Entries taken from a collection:
◇ ◇ ◇ ◇

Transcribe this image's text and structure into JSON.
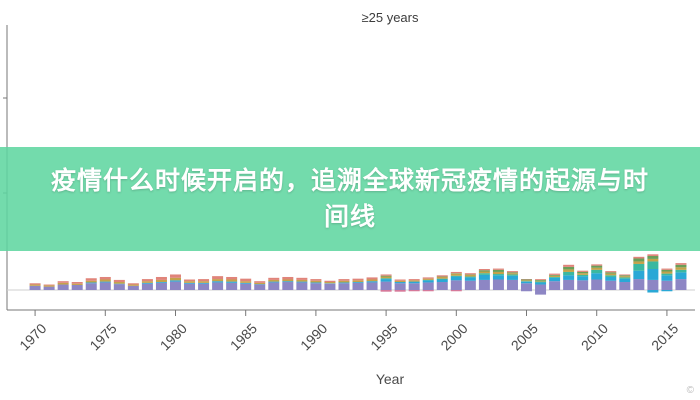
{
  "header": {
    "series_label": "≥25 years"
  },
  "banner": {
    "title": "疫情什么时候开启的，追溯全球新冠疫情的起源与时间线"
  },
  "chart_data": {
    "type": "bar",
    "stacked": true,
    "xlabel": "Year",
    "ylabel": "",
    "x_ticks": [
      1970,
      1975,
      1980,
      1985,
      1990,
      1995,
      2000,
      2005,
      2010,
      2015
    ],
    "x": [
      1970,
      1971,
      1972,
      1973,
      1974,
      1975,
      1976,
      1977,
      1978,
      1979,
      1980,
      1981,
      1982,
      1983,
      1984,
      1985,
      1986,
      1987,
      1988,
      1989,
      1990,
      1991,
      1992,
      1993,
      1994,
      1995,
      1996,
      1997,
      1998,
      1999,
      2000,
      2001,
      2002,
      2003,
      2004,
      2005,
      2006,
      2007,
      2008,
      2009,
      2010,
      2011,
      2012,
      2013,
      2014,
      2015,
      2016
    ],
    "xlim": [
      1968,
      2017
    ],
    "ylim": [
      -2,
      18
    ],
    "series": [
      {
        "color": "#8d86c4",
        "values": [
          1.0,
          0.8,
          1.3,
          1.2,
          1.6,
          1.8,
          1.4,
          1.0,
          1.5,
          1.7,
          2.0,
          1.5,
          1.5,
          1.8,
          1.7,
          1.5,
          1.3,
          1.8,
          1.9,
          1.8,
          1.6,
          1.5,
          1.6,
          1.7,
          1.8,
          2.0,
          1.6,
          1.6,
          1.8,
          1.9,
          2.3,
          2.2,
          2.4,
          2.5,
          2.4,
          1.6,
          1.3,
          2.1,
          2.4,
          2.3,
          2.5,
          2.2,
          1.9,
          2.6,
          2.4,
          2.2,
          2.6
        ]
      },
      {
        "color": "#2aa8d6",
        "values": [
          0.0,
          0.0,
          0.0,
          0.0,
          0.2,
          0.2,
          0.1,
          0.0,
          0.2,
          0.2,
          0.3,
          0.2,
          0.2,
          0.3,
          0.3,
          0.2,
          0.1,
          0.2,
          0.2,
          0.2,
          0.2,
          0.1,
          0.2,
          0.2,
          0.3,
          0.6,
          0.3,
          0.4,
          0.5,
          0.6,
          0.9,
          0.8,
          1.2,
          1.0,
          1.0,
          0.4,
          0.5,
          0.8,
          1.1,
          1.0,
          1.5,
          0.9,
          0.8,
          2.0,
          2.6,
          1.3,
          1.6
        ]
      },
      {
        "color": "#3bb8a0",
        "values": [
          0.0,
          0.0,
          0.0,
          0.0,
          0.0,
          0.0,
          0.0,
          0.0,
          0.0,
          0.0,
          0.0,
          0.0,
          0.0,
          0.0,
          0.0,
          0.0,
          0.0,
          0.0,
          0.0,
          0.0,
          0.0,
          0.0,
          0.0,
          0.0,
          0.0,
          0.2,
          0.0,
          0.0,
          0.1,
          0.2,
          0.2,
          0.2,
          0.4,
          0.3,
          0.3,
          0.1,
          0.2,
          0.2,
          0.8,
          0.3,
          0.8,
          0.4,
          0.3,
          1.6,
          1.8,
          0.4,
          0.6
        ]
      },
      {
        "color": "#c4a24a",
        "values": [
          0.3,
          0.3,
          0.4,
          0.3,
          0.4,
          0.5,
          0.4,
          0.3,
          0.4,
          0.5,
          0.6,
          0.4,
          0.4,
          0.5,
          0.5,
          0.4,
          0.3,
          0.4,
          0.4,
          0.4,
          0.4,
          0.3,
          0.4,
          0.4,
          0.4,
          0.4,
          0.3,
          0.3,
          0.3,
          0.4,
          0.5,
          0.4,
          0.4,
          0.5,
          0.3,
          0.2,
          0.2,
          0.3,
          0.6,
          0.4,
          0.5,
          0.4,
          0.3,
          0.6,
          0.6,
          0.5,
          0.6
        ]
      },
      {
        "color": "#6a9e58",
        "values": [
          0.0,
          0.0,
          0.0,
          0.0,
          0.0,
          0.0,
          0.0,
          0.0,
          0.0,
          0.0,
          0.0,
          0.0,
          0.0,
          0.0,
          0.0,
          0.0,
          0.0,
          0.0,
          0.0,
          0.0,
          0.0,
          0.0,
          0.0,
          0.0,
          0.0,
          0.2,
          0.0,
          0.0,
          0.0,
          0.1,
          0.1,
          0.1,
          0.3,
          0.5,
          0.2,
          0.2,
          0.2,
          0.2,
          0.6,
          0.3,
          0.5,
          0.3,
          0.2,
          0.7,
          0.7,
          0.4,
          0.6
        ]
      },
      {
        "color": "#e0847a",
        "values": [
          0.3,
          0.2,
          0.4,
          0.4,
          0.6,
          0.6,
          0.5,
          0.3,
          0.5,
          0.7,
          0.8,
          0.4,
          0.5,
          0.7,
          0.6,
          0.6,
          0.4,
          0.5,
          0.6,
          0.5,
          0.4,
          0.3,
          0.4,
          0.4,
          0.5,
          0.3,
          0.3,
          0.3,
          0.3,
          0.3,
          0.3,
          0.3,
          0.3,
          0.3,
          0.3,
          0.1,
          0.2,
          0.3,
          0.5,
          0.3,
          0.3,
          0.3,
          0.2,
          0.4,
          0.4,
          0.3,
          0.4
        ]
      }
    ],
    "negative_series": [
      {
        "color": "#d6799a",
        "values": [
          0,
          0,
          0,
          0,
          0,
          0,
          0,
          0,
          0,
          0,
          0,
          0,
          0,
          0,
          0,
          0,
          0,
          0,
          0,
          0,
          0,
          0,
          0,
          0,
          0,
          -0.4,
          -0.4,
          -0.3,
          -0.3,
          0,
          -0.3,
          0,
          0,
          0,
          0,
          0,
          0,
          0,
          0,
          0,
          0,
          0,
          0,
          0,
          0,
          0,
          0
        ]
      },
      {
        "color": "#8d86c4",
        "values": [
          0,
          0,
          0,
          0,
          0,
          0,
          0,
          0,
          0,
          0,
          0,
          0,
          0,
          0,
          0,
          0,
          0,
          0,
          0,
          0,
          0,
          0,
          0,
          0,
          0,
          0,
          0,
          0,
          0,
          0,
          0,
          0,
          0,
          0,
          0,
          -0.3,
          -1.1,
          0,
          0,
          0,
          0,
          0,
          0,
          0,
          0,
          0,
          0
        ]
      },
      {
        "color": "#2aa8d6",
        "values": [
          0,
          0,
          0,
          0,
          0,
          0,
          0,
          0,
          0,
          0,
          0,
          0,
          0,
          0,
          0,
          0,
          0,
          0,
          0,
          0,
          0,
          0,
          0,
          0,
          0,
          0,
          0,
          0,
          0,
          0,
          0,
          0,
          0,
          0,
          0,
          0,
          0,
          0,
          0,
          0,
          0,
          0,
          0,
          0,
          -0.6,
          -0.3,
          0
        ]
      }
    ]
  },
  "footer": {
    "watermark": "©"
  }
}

◇ ◇ ◇ ◇

Exercise prompt: Make an exact copy of every record, pictures excluded.

Completed task:
Transcribe this image's text and structure into JSON.
{
  "header": {
    "series_label": "≥25 years"
  },
  "banner": {
    "title": "疫情什么时候开启的，追溯全球新冠疫情的起源与时间线"
  },
  "chart_data": {
    "type": "bar",
    "stacked": true,
    "xlabel": "Year",
    "ylabel": "",
    "x_ticks": [
      1970,
      1975,
      1980,
      1985,
      1990,
      1995,
      2000,
      2005,
      2010,
      2015
    ],
    "x": [
      1970,
      1971,
      1972,
      1973,
      1974,
      1975,
      1976,
      1977,
      1978,
      1979,
      1980,
      1981,
      1982,
      1983,
      1984,
      1985,
      1986,
      1987,
      1988,
      1989,
      1990,
      1991,
      1992,
      1993,
      1994,
      1995,
      1996,
      1997,
      1998,
      1999,
      2000,
      2001,
      2002,
      2003,
      2004,
      2005,
      2006,
      2007,
      2008,
      2009,
      2010,
      2011,
      2012,
      2013,
      2014,
      2015,
      2016
    ],
    "xlim": [
      1968,
      2017
    ],
    "ylim": [
      -2,
      18
    ],
    "series": [
      {
        "color": "#8d86c4",
        "values": [
          1.0,
          0.8,
          1.3,
          1.2,
          1.6,
          1.8,
          1.4,
          1.0,
          1.5,
          1.7,
          2.0,
          1.5,
          1.5,
          1.8,
          1.7,
          1.5,
          1.3,
          1.8,
          1.9,
          1.8,
          1.6,
          1.5,
          1.6,
          1.7,
          1.8,
          2.0,
          1.6,
          1.6,
          1.8,
          1.9,
          2.3,
          2.2,
          2.4,
          2.5,
          2.4,
          1.6,
          1.3,
          2.1,
          2.4,
          2.3,
          2.5,
          2.2,
          1.9,
          2.6,
          2.4,
          2.2,
          2.6
        ]
      },
      {
        "color": "#2aa8d6",
        "values": [
          0.0,
          0.0,
          0.0,
          0.0,
          0.2,
          0.2,
          0.1,
          0.0,
          0.2,
          0.2,
          0.3,
          0.2,
          0.2,
          0.3,
          0.3,
          0.2,
          0.1,
          0.2,
          0.2,
          0.2,
          0.2,
          0.1,
          0.2,
          0.2,
          0.3,
          0.6,
          0.3,
          0.4,
          0.5,
          0.6,
          0.9,
          0.8,
          1.2,
          1.0,
          1.0,
          0.4,
          0.5,
          0.8,
          1.1,
          1.0,
          1.5,
          0.9,
          0.8,
          2.0,
          2.6,
          1.3,
          1.6
        ]
      },
      {
        "color": "#3bb8a0",
        "values": [
          0.0,
          0.0,
          0.0,
          0.0,
          0.0,
          0.0,
          0.0,
          0.0,
          0.0,
          0.0,
          0.0,
          0.0,
          0.0,
          0.0,
          0.0,
          0.0,
          0.0,
          0.0,
          0.0,
          0.0,
          0.0,
          0.0,
          0.0,
          0.0,
          0.0,
          0.2,
          0.0,
          0.0,
          0.1,
          0.2,
          0.2,
          0.2,
          0.4,
          0.3,
          0.3,
          0.1,
          0.2,
          0.2,
          0.8,
          0.3,
          0.8,
          0.4,
          0.3,
          1.6,
          1.8,
          0.4,
          0.6
        ]
      },
      {
        "color": "#c4a24a",
        "values": [
          0.3,
          0.3,
          0.4,
          0.3,
          0.4,
          0.5,
          0.4,
          0.3,
          0.4,
          0.5,
          0.6,
          0.4,
          0.4,
          0.5,
          0.5,
          0.4,
          0.3,
          0.4,
          0.4,
          0.4,
          0.4,
          0.3,
          0.4,
          0.4,
          0.4,
          0.4,
          0.3,
          0.3,
          0.3,
          0.4,
          0.5,
          0.4,
          0.4,
          0.5,
          0.3,
          0.2,
          0.2,
          0.3,
          0.6,
          0.4,
          0.5,
          0.4,
          0.3,
          0.6,
          0.6,
          0.5,
          0.6
        ]
      },
      {
        "color": "#6a9e58",
        "values": [
          0.0,
          0.0,
          0.0,
          0.0,
          0.0,
          0.0,
          0.0,
          0.0,
          0.0,
          0.0,
          0.0,
          0.0,
          0.0,
          0.0,
          0.0,
          0.0,
          0.0,
          0.0,
          0.0,
          0.0,
          0.0,
          0.0,
          0.0,
          0.0,
          0.0,
          0.2,
          0.0,
          0.0,
          0.0,
          0.1,
          0.1,
          0.1,
          0.3,
          0.5,
          0.2,
          0.2,
          0.2,
          0.2,
          0.6,
          0.3,
          0.5,
          0.3,
          0.2,
          0.7,
          0.7,
          0.4,
          0.6
        ]
      },
      {
        "color": "#e0847a",
        "values": [
          0.3,
          0.2,
          0.4,
          0.4,
          0.6,
          0.6,
          0.5,
          0.3,
          0.5,
          0.7,
          0.8,
          0.4,
          0.5,
          0.7,
          0.6,
          0.6,
          0.4,
          0.5,
          0.6,
          0.5,
          0.4,
          0.3,
          0.4,
          0.4,
          0.5,
          0.3,
          0.3,
          0.3,
          0.3,
          0.3,
          0.3,
          0.3,
          0.3,
          0.3,
          0.3,
          0.1,
          0.2,
          0.3,
          0.5,
          0.3,
          0.3,
          0.3,
          0.2,
          0.4,
          0.4,
          0.3,
          0.4
        ]
      }
    ],
    "negative_series": [
      {
        "color": "#d6799a",
        "values": [
          0,
          0,
          0,
          0,
          0,
          0,
          0,
          0,
          0,
          0,
          0,
          0,
          0,
          0,
          0,
          0,
          0,
          0,
          0,
          0,
          0,
          0,
          0,
          0,
          0,
          -0.4,
          -0.4,
          -0.3,
          -0.3,
          0,
          -0.3,
          0,
          0,
          0,
          0,
          0,
          0,
          0,
          0,
          0,
          0,
          0,
          0,
          0,
          0,
          0,
          0
        ]
      },
      {
        "color": "#8d86c4",
        "values": [
          0,
          0,
          0,
          0,
          0,
          0,
          0,
          0,
          0,
          0,
          0,
          0,
          0,
          0,
          0,
          0,
          0,
          0,
          0,
          0,
          0,
          0,
          0,
          0,
          0,
          0,
          0,
          0,
          0,
          0,
          0,
          0,
          0,
          0,
          0,
          -0.3,
          -1.1,
          0,
          0,
          0,
          0,
          0,
          0,
          0,
          0,
          0,
          0
        ]
      },
      {
        "color": "#2aa8d6",
        "values": [
          0,
          0,
          0,
          0,
          0,
          0,
          0,
          0,
          0,
          0,
          0,
          0,
          0,
          0,
          0,
          0,
          0,
          0,
          0,
          0,
          0,
          0,
          0,
          0,
          0,
          0,
          0,
          0,
          0,
          0,
          0,
          0,
          0,
          0,
          0,
          0,
          0,
          0,
          0,
          0,
          0,
          0,
          0,
          0,
          -0.6,
          -0.3,
          0
        ]
      }
    ]
  },
  "footer": {
    "watermark": "©"
  }
}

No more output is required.